◆ Exercise aim ◆
Scan the material below for the string "wind", and copy every line where it shows up.

◆ Records provided ◆
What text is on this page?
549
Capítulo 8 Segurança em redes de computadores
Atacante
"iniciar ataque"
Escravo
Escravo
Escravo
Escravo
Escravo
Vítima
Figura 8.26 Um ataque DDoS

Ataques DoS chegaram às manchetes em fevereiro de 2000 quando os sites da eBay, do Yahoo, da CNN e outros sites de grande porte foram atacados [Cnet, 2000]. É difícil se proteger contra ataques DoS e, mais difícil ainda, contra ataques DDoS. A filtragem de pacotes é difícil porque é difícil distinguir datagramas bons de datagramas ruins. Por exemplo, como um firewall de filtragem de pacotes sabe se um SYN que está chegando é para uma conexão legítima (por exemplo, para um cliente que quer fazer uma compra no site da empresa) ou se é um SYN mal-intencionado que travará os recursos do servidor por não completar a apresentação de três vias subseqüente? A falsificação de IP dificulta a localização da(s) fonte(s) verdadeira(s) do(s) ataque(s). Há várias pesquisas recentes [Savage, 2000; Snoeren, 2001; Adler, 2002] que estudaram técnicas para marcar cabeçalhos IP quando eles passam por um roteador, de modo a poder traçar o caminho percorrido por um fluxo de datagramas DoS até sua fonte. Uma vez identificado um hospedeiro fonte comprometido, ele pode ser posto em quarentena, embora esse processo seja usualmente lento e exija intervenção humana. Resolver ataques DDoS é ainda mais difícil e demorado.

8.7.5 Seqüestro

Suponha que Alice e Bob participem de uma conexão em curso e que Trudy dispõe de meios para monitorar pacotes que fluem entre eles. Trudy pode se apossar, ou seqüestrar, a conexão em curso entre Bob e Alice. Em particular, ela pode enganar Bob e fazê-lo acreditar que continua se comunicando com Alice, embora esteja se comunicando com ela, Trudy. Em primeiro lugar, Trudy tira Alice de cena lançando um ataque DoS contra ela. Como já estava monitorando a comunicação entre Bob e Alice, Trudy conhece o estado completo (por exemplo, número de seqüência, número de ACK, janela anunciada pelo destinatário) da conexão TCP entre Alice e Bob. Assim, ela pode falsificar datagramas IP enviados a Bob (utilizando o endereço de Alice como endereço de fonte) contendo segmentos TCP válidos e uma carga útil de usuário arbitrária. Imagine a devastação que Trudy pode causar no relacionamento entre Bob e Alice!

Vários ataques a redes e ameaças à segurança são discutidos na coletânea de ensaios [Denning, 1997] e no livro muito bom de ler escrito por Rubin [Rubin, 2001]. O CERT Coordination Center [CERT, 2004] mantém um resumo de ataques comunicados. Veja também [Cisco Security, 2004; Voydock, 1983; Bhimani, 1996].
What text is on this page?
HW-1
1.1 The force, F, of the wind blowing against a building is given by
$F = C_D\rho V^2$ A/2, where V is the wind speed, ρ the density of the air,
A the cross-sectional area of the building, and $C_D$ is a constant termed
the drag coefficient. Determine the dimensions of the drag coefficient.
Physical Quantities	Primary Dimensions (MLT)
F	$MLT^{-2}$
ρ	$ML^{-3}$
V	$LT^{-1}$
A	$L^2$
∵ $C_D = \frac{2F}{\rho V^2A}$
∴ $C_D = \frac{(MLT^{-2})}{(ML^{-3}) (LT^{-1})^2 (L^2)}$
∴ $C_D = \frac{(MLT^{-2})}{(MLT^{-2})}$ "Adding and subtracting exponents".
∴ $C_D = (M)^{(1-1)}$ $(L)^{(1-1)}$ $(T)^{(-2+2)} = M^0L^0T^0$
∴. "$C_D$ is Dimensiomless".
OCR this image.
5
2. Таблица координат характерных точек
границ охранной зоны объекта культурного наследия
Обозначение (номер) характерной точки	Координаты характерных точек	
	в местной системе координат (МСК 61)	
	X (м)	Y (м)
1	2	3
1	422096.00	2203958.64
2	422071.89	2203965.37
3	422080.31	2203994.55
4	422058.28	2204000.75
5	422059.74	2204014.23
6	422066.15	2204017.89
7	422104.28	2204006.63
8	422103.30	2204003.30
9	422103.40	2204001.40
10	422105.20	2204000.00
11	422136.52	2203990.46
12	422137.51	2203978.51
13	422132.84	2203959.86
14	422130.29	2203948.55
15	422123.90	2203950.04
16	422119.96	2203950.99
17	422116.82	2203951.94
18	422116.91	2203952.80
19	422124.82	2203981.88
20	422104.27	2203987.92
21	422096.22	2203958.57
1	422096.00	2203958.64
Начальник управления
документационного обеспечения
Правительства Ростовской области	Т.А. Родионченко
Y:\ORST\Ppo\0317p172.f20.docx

◆ The reply ◆
1.1 The force, F, of the wind blowing against a building is given by
$F = C_D\rho V^2$ A/2, where V is the wind speed, ρ the density of the air,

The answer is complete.